GOAL OF THE EXERCISE — Select from the data all lines with the word "this".

───── DATA SECTION ─────

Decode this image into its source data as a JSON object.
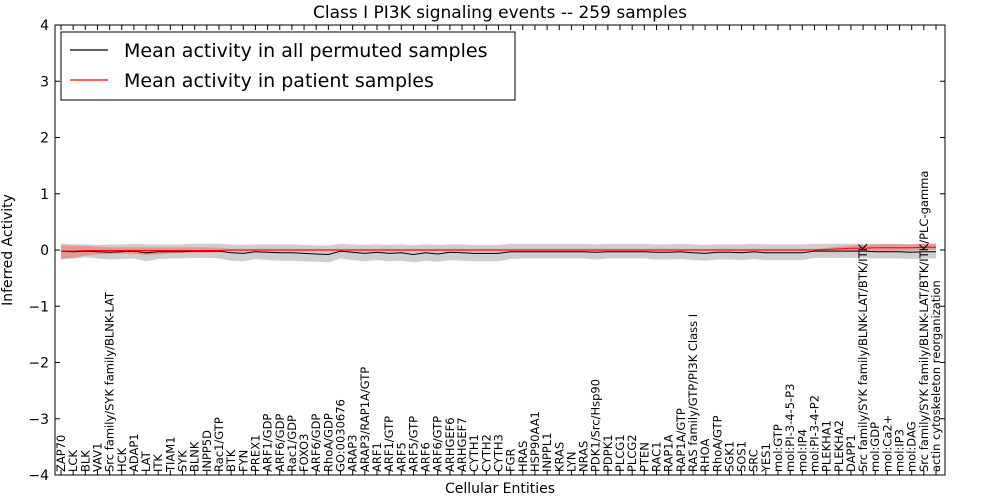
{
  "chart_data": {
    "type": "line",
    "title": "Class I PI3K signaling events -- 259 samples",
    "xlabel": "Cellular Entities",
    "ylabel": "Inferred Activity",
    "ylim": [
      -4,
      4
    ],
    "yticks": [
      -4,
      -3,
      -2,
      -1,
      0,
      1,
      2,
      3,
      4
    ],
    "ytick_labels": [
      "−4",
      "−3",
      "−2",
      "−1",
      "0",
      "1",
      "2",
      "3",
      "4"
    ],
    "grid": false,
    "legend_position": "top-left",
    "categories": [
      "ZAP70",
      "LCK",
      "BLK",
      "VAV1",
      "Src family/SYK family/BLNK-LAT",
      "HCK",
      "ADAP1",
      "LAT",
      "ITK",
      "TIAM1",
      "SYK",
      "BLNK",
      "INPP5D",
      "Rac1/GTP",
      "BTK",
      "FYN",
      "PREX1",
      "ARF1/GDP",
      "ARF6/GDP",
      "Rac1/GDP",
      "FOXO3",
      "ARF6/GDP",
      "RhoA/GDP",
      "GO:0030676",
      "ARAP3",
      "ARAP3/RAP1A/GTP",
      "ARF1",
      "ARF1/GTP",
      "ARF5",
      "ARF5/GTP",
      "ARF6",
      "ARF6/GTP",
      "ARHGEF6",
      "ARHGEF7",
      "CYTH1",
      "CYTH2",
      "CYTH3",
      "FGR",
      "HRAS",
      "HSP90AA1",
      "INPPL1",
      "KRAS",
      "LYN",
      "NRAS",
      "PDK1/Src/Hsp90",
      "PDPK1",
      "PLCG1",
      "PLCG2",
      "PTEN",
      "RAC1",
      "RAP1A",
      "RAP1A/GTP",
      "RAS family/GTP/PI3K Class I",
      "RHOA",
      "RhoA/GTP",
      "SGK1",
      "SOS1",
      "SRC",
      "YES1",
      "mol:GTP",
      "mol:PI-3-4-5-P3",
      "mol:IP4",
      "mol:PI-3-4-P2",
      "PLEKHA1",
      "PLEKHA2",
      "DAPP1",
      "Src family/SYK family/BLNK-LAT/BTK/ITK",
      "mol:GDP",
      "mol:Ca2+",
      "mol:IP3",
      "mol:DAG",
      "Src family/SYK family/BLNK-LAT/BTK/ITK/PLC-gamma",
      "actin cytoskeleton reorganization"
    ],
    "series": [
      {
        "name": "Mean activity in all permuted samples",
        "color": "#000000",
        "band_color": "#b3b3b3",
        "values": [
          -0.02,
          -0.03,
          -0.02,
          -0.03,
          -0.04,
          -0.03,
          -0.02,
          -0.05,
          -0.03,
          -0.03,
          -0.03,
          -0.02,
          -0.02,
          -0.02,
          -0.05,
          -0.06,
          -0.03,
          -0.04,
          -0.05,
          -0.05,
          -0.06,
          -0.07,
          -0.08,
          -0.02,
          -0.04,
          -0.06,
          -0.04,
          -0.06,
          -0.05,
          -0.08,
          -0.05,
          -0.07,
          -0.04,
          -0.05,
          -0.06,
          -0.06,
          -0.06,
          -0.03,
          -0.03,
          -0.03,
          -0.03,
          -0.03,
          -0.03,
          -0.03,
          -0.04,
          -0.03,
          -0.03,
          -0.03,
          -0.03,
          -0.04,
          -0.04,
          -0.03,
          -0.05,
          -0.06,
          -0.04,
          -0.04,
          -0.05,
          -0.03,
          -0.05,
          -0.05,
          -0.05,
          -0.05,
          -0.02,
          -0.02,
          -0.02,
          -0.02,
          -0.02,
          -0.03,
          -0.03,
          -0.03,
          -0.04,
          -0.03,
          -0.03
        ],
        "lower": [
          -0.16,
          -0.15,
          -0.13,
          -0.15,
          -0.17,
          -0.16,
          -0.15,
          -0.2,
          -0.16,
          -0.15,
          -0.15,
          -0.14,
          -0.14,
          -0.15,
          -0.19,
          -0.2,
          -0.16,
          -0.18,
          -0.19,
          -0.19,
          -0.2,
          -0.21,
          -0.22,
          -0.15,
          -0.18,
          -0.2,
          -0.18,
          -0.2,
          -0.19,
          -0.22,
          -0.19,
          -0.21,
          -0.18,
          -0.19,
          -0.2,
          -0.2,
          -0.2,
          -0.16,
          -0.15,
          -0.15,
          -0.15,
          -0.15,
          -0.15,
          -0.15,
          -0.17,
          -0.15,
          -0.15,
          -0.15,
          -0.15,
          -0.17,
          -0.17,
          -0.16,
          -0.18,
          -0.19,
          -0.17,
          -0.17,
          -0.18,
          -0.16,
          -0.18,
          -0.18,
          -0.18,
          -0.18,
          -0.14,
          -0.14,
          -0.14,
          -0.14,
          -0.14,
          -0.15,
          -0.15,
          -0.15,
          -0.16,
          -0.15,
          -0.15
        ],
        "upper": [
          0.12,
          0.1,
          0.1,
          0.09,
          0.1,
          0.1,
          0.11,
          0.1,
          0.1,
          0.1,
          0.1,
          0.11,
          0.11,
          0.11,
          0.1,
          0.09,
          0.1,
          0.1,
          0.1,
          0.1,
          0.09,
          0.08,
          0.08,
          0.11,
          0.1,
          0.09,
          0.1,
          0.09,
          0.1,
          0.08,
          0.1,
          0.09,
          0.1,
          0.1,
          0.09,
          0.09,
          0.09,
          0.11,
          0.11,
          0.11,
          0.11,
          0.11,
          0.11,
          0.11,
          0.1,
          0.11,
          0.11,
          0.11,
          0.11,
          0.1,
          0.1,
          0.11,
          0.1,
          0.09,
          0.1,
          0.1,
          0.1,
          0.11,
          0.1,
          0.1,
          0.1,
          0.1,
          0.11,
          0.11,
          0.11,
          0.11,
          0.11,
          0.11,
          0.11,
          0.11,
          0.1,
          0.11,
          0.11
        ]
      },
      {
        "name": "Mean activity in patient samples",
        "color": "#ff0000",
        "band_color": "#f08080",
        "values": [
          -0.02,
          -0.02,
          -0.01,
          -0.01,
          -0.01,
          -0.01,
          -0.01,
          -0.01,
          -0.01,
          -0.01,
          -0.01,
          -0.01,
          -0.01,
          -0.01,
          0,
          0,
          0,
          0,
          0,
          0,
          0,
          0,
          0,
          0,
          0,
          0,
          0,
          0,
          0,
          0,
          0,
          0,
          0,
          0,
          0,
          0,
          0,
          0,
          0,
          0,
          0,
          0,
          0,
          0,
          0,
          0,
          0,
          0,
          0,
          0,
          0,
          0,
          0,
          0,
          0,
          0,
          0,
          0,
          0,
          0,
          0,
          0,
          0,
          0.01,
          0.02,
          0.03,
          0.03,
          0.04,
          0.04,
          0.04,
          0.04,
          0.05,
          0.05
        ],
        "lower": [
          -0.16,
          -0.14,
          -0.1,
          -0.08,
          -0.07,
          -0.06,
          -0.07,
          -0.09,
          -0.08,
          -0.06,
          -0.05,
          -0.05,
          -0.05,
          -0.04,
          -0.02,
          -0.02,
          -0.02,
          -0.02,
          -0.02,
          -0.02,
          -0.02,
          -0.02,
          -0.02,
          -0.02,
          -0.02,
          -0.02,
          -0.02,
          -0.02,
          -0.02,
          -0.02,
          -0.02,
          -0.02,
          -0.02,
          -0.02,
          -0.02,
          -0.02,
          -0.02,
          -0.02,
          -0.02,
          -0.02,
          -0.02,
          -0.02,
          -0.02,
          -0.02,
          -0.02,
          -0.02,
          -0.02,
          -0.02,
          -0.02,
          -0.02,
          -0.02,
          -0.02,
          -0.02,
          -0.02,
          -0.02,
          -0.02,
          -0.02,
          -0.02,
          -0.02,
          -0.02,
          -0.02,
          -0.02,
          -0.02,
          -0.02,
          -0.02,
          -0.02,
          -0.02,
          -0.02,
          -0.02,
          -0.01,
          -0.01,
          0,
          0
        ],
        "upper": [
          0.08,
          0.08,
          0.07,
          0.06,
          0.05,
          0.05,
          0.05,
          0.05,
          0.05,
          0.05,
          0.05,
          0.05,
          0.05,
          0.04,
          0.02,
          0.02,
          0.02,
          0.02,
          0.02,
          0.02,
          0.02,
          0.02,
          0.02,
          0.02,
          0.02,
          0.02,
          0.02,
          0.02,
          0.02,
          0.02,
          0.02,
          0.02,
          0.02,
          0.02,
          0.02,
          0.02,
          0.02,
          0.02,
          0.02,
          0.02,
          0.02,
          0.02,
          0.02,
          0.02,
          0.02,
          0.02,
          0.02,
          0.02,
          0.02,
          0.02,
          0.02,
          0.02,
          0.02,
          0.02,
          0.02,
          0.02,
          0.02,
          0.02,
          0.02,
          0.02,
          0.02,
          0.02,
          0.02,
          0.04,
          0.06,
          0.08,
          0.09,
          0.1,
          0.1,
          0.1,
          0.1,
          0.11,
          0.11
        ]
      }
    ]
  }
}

─────
───── DATA SECTION ─────

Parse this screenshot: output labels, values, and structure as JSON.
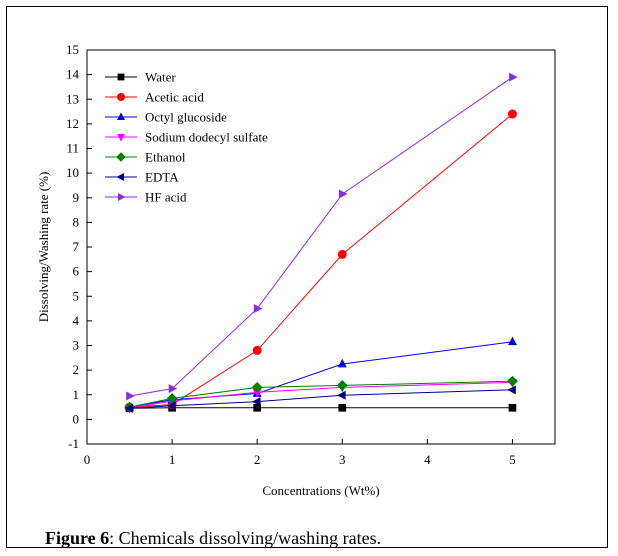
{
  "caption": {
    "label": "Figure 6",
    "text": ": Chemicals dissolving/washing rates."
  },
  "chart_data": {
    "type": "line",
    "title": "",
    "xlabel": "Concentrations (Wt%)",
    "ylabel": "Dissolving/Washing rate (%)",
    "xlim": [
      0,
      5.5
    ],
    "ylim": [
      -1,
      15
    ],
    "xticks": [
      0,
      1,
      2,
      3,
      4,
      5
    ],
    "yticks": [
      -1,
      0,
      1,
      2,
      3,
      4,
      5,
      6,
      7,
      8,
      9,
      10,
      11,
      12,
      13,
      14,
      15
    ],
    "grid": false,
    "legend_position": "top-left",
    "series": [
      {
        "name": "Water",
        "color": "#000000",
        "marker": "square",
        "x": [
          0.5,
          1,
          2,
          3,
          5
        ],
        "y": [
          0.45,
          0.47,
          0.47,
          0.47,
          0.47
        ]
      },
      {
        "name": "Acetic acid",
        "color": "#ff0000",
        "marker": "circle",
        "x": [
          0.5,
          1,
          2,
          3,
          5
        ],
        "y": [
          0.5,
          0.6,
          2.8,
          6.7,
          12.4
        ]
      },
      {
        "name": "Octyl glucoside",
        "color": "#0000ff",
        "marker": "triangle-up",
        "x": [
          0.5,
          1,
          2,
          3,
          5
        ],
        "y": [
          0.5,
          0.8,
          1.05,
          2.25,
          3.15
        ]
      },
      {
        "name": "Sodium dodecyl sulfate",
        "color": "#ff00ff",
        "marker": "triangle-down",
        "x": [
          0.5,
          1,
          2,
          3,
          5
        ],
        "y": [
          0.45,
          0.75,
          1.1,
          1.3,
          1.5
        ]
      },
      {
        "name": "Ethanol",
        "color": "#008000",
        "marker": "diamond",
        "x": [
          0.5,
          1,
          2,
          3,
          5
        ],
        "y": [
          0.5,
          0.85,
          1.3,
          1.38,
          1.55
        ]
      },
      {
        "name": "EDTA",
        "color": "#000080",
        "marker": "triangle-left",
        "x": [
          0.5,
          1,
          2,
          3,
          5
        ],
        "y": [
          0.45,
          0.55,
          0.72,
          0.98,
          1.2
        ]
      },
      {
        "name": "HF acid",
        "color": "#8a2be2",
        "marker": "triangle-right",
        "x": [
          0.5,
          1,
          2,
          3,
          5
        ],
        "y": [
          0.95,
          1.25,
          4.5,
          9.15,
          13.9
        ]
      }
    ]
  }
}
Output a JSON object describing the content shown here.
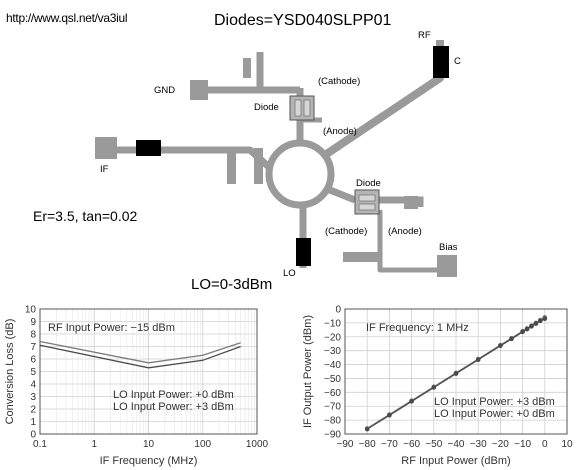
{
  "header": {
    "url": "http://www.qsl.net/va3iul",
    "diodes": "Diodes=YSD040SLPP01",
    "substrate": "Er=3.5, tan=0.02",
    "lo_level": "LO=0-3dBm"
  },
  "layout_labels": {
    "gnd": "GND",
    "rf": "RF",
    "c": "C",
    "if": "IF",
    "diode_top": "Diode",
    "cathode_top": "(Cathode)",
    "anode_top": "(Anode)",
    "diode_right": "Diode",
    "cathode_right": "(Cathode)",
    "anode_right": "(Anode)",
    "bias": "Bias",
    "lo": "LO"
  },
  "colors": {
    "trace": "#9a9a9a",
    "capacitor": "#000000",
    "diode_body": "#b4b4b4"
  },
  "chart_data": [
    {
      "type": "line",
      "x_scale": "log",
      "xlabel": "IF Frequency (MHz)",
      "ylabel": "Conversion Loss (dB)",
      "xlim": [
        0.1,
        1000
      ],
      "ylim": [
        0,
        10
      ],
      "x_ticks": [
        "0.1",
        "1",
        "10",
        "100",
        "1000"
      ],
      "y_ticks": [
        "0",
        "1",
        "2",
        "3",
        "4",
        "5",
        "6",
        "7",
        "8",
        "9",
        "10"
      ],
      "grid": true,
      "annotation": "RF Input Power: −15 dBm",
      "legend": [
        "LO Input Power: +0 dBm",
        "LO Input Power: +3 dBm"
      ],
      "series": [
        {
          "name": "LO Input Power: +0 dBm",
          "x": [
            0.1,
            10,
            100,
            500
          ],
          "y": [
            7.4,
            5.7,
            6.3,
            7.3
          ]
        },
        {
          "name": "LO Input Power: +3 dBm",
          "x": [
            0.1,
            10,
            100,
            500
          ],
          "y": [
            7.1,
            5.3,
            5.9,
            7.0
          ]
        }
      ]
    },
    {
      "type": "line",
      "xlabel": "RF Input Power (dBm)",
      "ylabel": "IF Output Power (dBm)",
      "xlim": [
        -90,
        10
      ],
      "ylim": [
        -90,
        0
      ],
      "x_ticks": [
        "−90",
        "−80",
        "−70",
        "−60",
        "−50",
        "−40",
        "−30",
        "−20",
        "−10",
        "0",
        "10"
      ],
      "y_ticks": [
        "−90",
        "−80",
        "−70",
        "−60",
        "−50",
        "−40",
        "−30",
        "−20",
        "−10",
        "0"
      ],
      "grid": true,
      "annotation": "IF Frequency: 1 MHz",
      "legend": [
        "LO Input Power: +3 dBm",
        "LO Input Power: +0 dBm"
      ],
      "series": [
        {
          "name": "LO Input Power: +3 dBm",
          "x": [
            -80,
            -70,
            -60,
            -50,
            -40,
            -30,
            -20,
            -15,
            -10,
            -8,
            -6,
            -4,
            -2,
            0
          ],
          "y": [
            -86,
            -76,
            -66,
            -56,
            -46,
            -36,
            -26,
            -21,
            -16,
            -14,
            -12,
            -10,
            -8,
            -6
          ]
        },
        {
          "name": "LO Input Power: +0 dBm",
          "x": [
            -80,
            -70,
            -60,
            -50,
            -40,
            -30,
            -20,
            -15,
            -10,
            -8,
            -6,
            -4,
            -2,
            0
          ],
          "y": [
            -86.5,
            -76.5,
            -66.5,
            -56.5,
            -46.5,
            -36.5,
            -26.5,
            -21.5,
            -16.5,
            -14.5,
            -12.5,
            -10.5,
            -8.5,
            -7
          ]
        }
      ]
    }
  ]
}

─────

FULL RESPONSE —
Decode this image into its source data as a JSON object.
Parse this screenshot: output labels, values, and structure as JSON.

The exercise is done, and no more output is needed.